■ Available data:
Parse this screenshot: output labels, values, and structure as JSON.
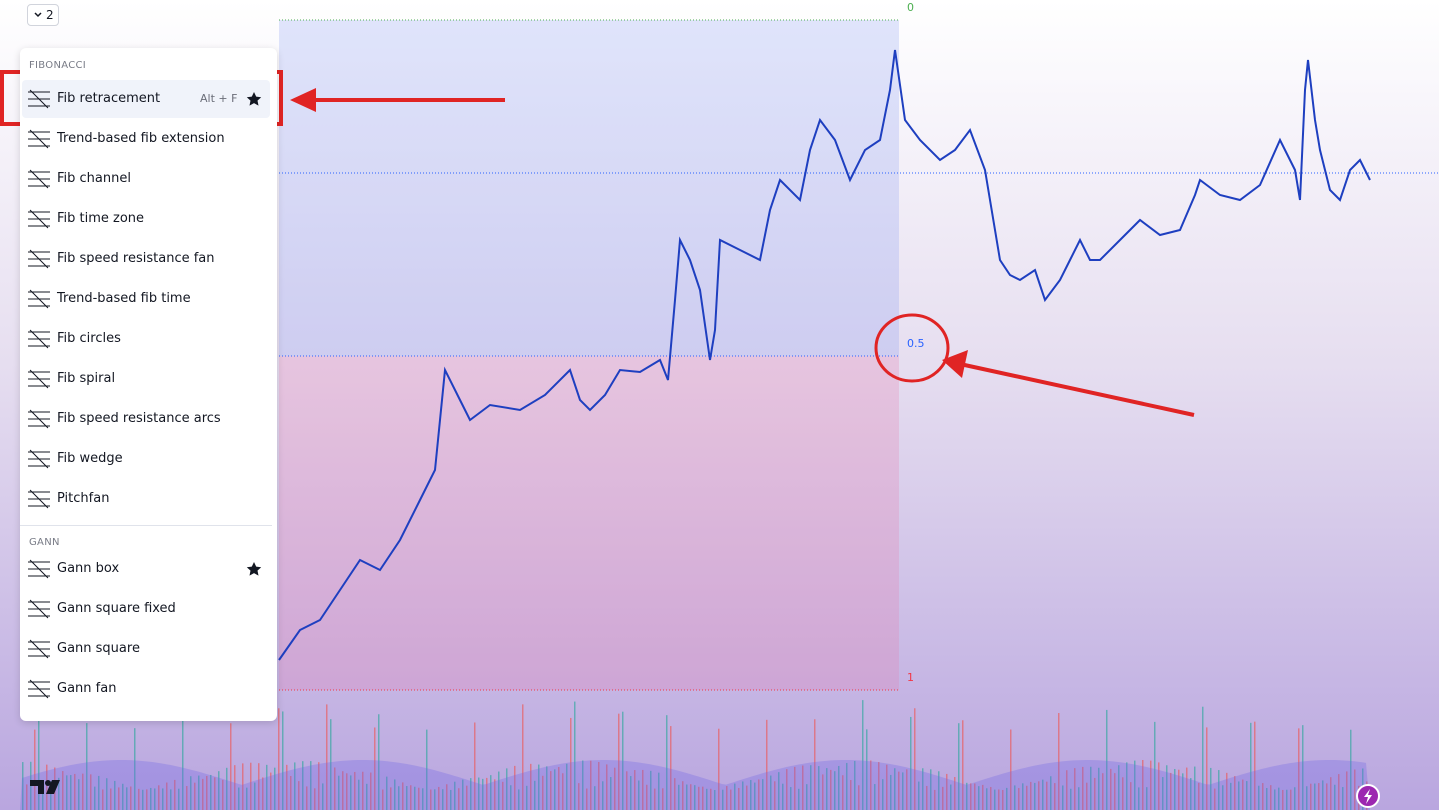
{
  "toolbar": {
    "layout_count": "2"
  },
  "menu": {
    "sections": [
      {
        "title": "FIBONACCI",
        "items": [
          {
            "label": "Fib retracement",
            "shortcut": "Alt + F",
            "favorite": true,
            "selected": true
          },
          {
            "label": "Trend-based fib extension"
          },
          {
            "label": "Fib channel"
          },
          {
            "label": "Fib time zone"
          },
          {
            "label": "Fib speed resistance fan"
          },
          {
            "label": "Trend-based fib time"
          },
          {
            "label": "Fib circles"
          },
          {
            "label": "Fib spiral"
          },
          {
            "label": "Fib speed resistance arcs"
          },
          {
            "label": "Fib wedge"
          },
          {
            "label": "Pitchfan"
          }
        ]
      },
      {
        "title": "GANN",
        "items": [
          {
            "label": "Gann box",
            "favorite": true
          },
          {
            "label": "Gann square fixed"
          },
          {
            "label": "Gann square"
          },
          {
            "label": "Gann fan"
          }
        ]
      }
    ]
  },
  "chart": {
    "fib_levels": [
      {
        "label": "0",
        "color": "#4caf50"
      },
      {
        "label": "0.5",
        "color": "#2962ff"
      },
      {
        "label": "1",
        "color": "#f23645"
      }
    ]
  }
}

■ Exercise aim: Without including any pictures, print each record exactly.

■ Worked solution:
Parse this screenshot: output labels, values, and structure as JSON.
{
  "toolbar": {
    "layout_count": "2"
  },
  "menu": {
    "sections": [
      {
        "title": "FIBONACCI",
        "items": [
          {
            "label": "Fib retracement",
            "shortcut": "Alt + F",
            "favorite": true,
            "selected": true
          },
          {
            "label": "Trend-based fib extension"
          },
          {
            "label": "Fib channel"
          },
          {
            "label": "Fib time zone"
          },
          {
            "label": "Fib speed resistance fan"
          },
          {
            "label": "Trend-based fib time"
          },
          {
            "label": "Fib circles"
          },
          {
            "label": "Fib spiral"
          },
          {
            "label": "Fib speed resistance arcs"
          },
          {
            "label": "Fib wedge"
          },
          {
            "label": "Pitchfan"
          }
        ]
      },
      {
        "title": "GANN",
        "items": [
          {
            "label": "Gann box",
            "favorite": true
          },
          {
            "label": "Gann square fixed"
          },
          {
            "label": "Gann square"
          },
          {
            "label": "Gann fan"
          }
        ]
      }
    ]
  },
  "chart": {
    "fib_levels": [
      {
        "label": "0",
        "color": "#4caf50"
      },
      {
        "label": "0.5",
        "color": "#2962ff"
      },
      {
        "label": "1",
        "color": "#f23645"
      }
    ]
  }
}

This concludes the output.